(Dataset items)
- - - - -

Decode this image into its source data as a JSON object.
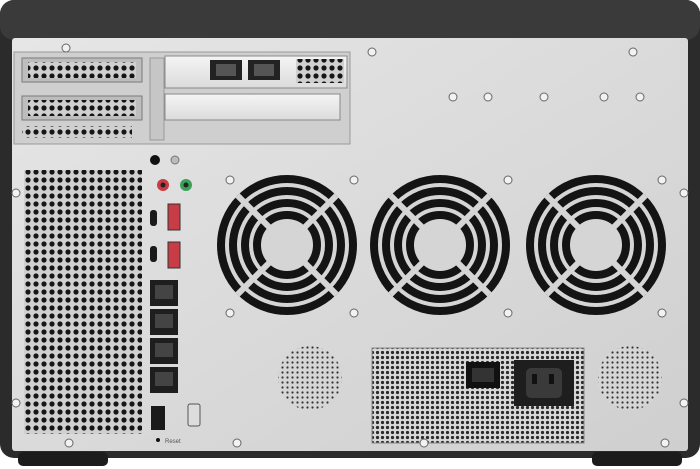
{
  "image": {
    "subject": "nas-rear-panel",
    "colors": {
      "chassis": "#2b2b2b",
      "panel": "#d9d9d9",
      "grille": "#141414",
      "accent_red": "#c83c46",
      "accent_green": "#3ca05a",
      "ethernet": "#1e1e1e"
    }
  },
  "labels": {
    "reset": "Reset"
  }
}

- - - - -

▸ **STATED TASK**: Copy the material shown above in full and exactly. Skip the pictures.

▸ **ANSWER TO THIS EXERCISE**:
Decode this image into its source data as a JSON object.
{
  "image": {
    "subject": "nas-rear-panel",
    "colors": {
      "chassis": "#2b2b2b",
      "panel": "#d9d9d9",
      "grille": "#141414",
      "accent_red": "#c83c46",
      "accent_green": "#3ca05a",
      "ethernet": "#1e1e1e"
    }
  },
  "labels": {
    "reset": "Reset"
  }
}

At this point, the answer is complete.